— TASK TO CARRY OUT —
Gather the lines below that include the string "document", copying each in full.

-- START PROVIDED DATA --

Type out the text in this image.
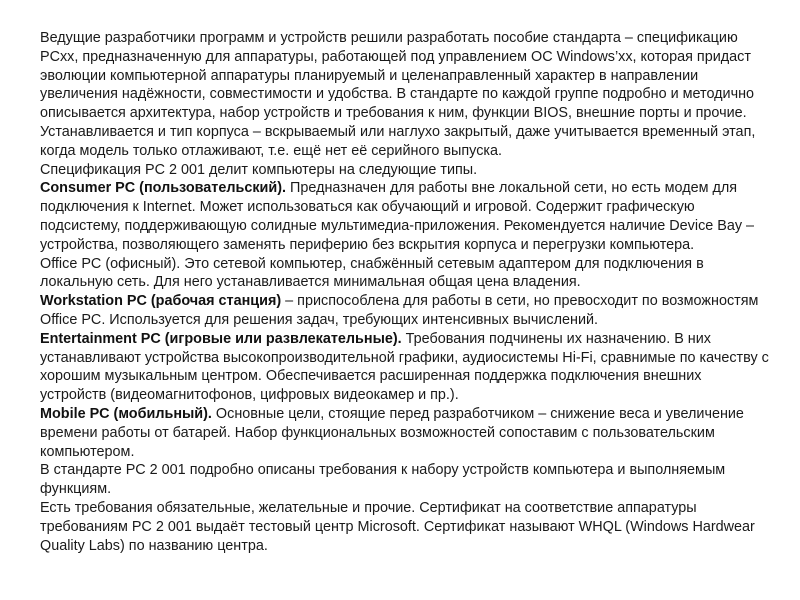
Ведущие разработчики программ и устройств решили разработать пособие стандарта – спецификацию PCxx, предназначенную для аппаратуры, работающей под управлением ОС Windows’xx, которая придаст эволюции компьютерной аппаратуры планируемый и целенаправленный характер в направлении увеличения надёжности, совместимости и удобства. В стандарте по каждой группе подробно и методично описывается архитектура, набор устройств и требования к ним, функции BIOS, внешние порты и прочие. Устанавливается и тип корпуса – вскрываемый или наглухо закрытый, даже учитывается временный этап, когда модель только отлаживают, т.е. ещё нет её серийного выпуска.

Спецификация PC 2 001 делит компьютеры на следующие типы.

Consumer PC (пользовательский). Предназначен для работы вне локальной сети, но есть модем для подключения к Internet. Может использоваться как обучающий и игровой. Содержит графическую подсистему, поддерживающую солидные мультимедиа-приложения. Рекомендуется наличие Device Bay – устройства, позволяющего заменять периферию без вскрытия корпуса и перегрузки компьютера.

Office PC (офисный). Это сетевой компьютер, снабжённый сетевым адаптером для подключения в локальную сеть. Для него устанавливается минимальная общая цена владения.

Workstation PC (рабочая станция) – приспособлена для работы в сети, но превосходит по возможностям Office PC. Используется для решения задач, требующих интенсивных вычислений.

Entertainment PC (игровые или развлекательные). Требования подчинены их назначению. В них устанавливают устройства высокопроизводительной графики, аудиосистемы Hi-Fi, сравнимые по качеству с хорошим музыкальным центром. Обеспечивается расширенная поддержка подключения внешних устройств (видеомагнитофонов, цифровых видеокамер и пр.).

Mobile PC (мобильный). Основные цели, стоящие перед разработчиком – снижение веса и увеличение времени работы от батарей. Набор функциональных возможностей сопоставим с пользовательским компьютером.

В стандарте PC 2 001 подробно описаны требования к набору устройств компьютера и выполняемым функциям.

Есть требования обязательные, желательные и прочие. Сертификат на соответствие аппаратуры требованиям PC 2 001 выдаёт тестовый центр Microsoft. Сертификат называют WHQL (Windows Hardwear Quality Labs) по названию центра.
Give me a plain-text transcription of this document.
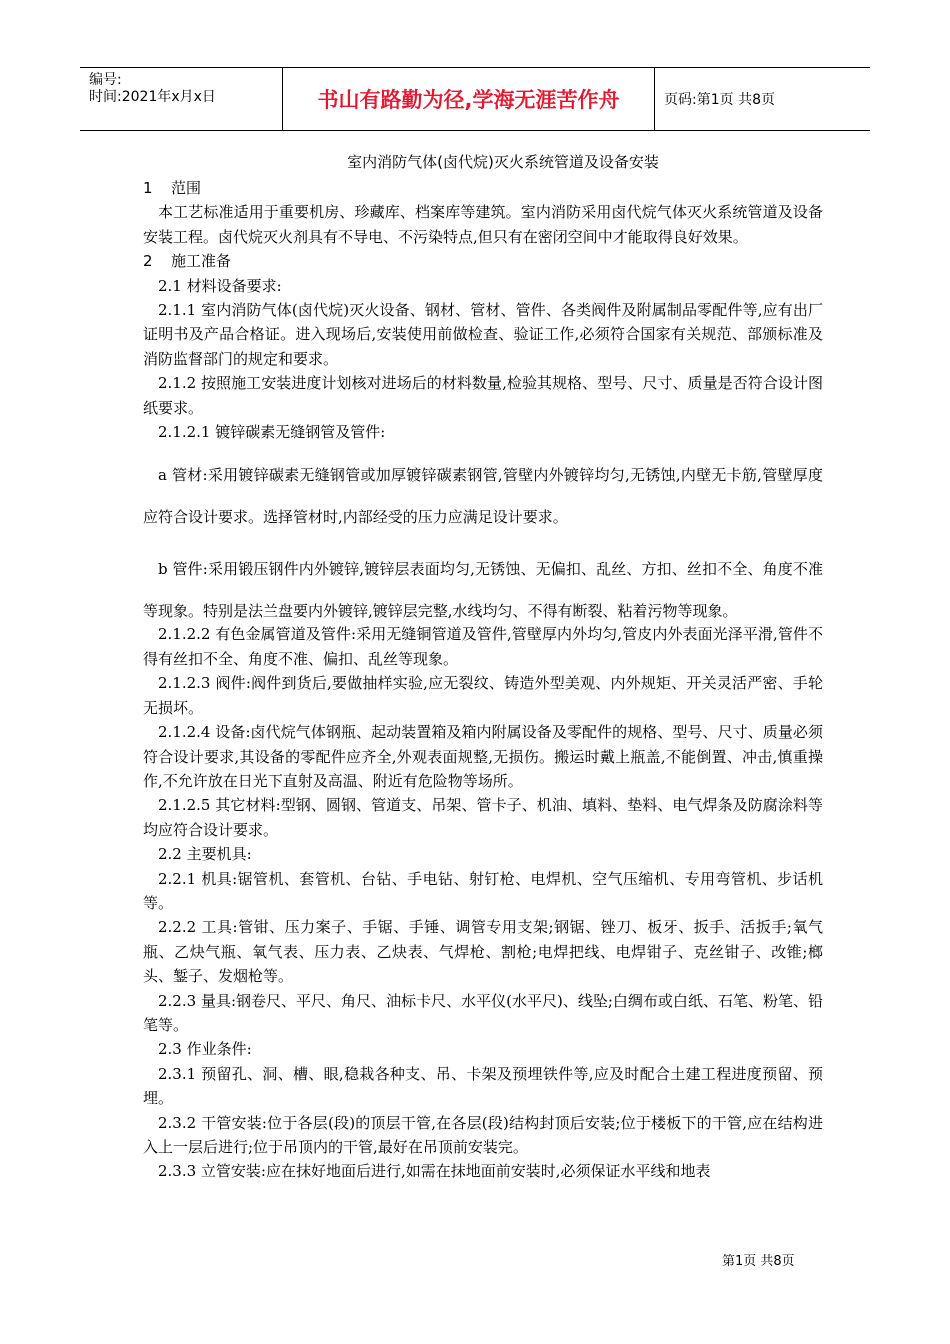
编号:
时间:2021年x月x日	书山有路勤为径,学海无涯苦作舟	页码:第1页 共8页
室内消防气体(卤代烷)灭火系统管道及设备安装
1 范围

本工艺标准适用于重要机房、珍藏库、档案库等建筑。室内消防采用卤代烷气体灭火系统管道及设备安装工程。卤代烷灭火剂具有不导电、不污染特点,但只有在密闭空间中才能取得良好效果。

2 施工准备

2.1 材料设备要求:

2.1.1 室内消防气体(卤代烷)灭火设备、钢材、管材、管件、各类阀件及附属制品零配件等,应有出厂证明书及产品合格证。进入现场后,安装使用前做检查、验证工作,必须符合国家有关规范、部颁标准及消防监督部门的规定和要求。

2.1.2 按照施工安装进度计划核对进场后的材料数量,检验其规格、型号、尺寸、质量是否符合设计图纸要求。

2.1.2.1 镀锌碳素无缝钢管及管件:

a 管材:采用镀锌碳素无缝钢管或加厚镀锌碳素钢管,管壁内外镀锌均匀,无锈蚀,内壁无卡筋,管壁厚度应符合设计要求。选择管材时,内部经受的压力应满足设计要求。

b 管件:采用锻压钢件内外镀锌,镀锌层表面均匀,无锈蚀、无偏扣、乱丝、方扣、丝扣不全、角度不准等现象。特别是法兰盘要内外镀锌,镀锌层完整,水线均匀、不得有断裂、粘着污物等现象。

2.1.2.2 有色金属管道及管件:采用无缝铜管道及管件,管壁厚内外均匀,管皮内外表面光泽平滑,管件不得有丝扣不全、角度不准、偏扣、乱丝等现象。

2.1.2.3 阀件:阀件到货后,要做抽样实验,应无裂纹、铸造外型美观、内外规矩、开关灵活严密、手轮无损坏。

2.1.2.4 设备:卤代烷气体钢瓶、起动装置箱及箱内附属设备及零配件的规格、型号、尺寸、质量必须符合设计要求,其设备的零配件应齐全,外观表面规整,无损伤。搬运时戴上瓶盖,不能倒置、冲击,慎重操作,不允许放在日光下直射及高温、附近有危险物等场所。

2.1.2.5 其它材料:型钢、圆钢、管道支、吊架、管卡子、机油、填料、垫料、电气焊条及防腐涂料等均应符合设计要求。

2.2 主要机具:

2.2.1 机具:锯管机、套管机、台钻、手电钻、射钉枪、电焊机、空气压缩机、专用弯管机、步话机等。

2.2.2 工具:管钳、压力案子、手锯、手锤、调管专用支架;钢锯、锉刀、板牙、扳手、活扳手;氧气瓶、乙炔气瓶、氧气表、压力表、乙炔表、气焊枪、割枪;电焊把线、电焊钳子、克丝钳子、改锥;榔头、錾子、发烟枪等。

2.2.3 量具:钢卷尺、平尺、角尺、油标卡尺、水平仪(水平尺)、线坠;白绸布或白纸、石笔、粉笔、铅笔等。

2.3 作业条件:

2.3.1 预留孔、洞、槽、眼,稳栽各种支、吊、卡架及预埋铁件等,应及时配合土建工程进度预留、预埋。

2.3.2 干管安装:位于各层(段)的顶层干管,在各层(段)结构封顶后安装;位于楼板下的干管,应在结构进入上一层后进行;位于吊顶内的干管,最好在吊顶前安装完。

2.3.3 立管安装:应在抹好地面后进行,如需在抹地面前安装时,必须保证水平线和地表

第1页 共8页
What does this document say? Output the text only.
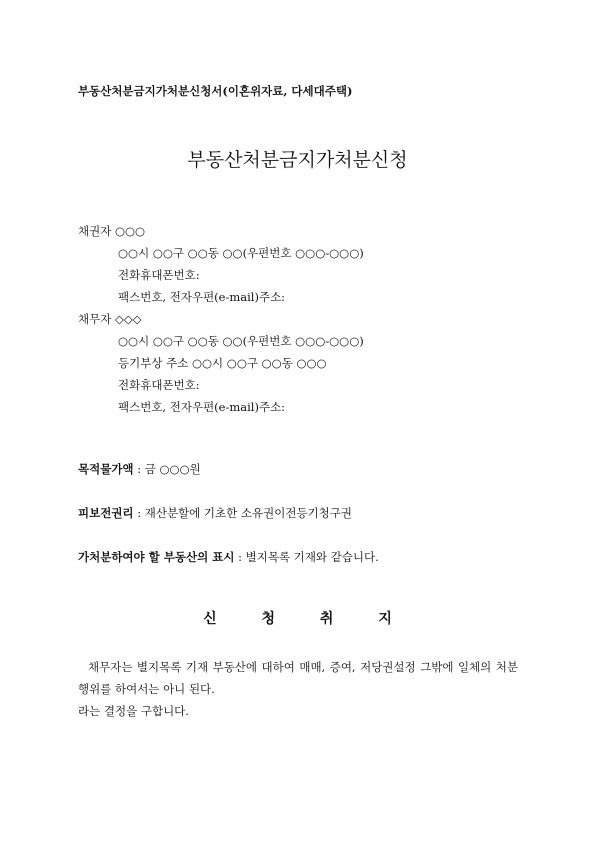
부동산처분금지가처분신청서(이혼위자료, 다세대주택)
부동산처분금지가처분신청
채권자 ○○○
○○시 ○○구 ○○동 ○○(우편번호 ○○○-○○○)
전화휴대폰번호:
팩스번호, 전자우편(e-mail)주소:
채무자 ◇◇◇
○○시 ○○구 ○○동 ○○(우편번호 ○○○-○○○)
등기부상 주소 ○○시 ○○구 ○○동 ○○○
전화휴대폰번호:
팩스번호, 전자우편(e-mail)주소:
목적물가액 : 금 ○○○원
피보전권리 : 재산분할에 기초한 소유권이전등기청구권
가처분하여야 할 부동산의 표시 : 별지목록 기재와 같습니다.
신 청 취 지
채무자는 별지목록 기재 부동산에 대하여 매매, 증여, 저당권설정 그밖에 일체의 처분행위를 하여서는 아니 된다.
라는 결정을 구합니다.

-- END PROVIDED DATA --

— RESPONSE TO THE TASK —
Give me a plain-text transcription of this document.
What does this document say? Output the text only.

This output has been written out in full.